- **What to work on**: Give every line again exactly as it appears, please, but not the pictures.
***
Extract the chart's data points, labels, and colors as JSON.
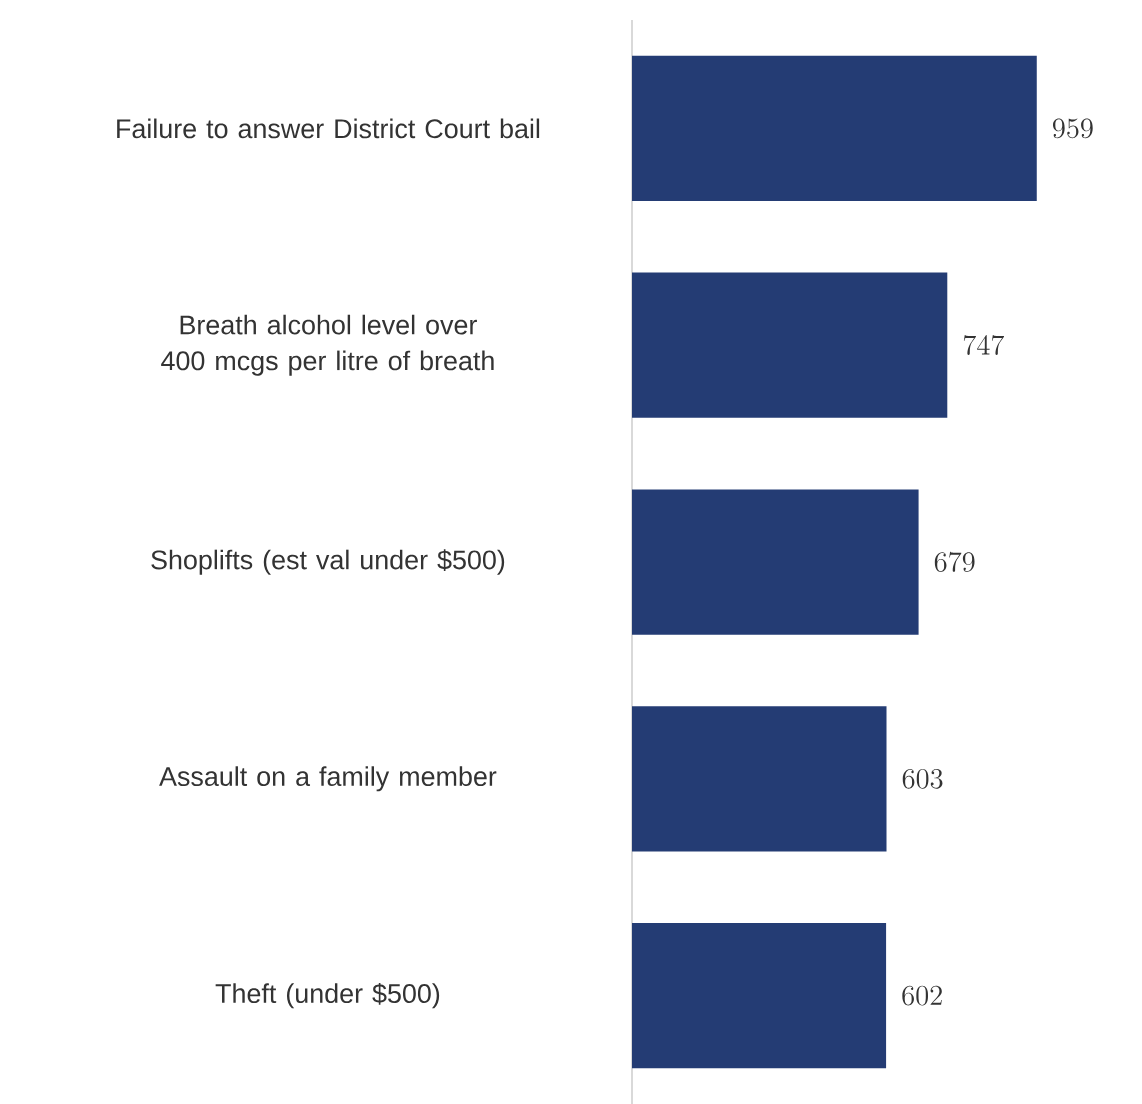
{
  "chart_data": {
    "type": "bar",
    "orientation": "horizontal",
    "categories": [
      "Failure to answer District Court bail",
      "Breath alcohol level over 400 mcgs per litre of breath",
      "Shoplifts (est val under $500)",
      "Assault on a family member",
      "Theft (under $500)"
    ],
    "values": [
      959,
      747,
      679,
      603,
      602
    ],
    "color": "#243c74",
    "data_labels": true
  }
}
***
- **Exercise solution**:
Extract the chart's data points, labels, and colors as JSON.
{
  "chart_data": {
    "type": "bar",
    "orientation": "horizontal",
    "categories": [
      "Failure to answer District Court bail",
      "Breath alcohol level over 400 mcgs per litre of breath",
      "Shoplifts (est val under $500)",
      "Assault on a family member",
      "Theft (under $500)"
    ],
    "values": [
      959,
      747,
      679,
      603,
      602
    ],
    "color": "#243c74",
    "data_labels": true
  }
}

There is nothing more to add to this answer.